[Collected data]
--- START ---
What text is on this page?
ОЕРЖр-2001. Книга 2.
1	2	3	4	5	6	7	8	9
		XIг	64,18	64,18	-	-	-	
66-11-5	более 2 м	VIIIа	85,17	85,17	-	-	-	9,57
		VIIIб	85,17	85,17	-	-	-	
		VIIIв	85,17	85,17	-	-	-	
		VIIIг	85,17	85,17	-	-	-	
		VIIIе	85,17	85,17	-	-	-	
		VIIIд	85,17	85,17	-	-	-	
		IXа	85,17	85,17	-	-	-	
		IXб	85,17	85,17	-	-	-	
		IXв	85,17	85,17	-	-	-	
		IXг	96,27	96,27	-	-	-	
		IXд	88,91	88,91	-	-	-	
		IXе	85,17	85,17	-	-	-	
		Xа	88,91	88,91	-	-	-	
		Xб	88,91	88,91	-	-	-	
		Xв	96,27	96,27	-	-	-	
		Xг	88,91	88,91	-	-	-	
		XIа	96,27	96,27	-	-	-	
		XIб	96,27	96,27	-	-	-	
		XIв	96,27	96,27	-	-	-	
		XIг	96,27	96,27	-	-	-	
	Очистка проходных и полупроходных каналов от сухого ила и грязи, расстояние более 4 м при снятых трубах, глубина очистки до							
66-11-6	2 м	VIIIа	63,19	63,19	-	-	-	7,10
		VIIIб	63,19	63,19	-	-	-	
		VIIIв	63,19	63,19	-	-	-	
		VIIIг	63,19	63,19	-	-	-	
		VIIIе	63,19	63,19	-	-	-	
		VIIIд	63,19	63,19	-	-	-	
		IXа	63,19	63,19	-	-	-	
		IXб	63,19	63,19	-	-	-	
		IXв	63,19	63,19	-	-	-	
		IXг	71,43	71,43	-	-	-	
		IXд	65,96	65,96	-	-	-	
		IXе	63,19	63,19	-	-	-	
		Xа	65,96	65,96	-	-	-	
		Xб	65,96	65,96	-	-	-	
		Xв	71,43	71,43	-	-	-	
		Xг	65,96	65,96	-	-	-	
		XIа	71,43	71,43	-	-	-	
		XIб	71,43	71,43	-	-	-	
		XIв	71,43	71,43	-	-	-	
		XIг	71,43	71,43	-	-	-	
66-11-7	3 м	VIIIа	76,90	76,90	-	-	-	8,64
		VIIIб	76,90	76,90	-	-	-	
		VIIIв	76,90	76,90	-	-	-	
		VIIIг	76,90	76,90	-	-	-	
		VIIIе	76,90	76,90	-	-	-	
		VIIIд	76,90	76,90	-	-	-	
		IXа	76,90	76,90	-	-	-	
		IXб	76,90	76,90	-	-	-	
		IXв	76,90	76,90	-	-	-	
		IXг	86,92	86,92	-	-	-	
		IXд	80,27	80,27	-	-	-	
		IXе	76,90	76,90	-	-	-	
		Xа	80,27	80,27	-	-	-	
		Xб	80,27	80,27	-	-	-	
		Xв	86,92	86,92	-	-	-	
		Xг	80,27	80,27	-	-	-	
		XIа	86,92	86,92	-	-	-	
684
--- END ---
**Work to do:** Read through the lines above and collect those that contain the string "VIIIг".

**Task result:**
		VIIIг	85,17	85,17	-	-	-	
		VIIIг	63,19	63,19	-	-	-	
		VIIIг	76,90	76,90	-	-	-	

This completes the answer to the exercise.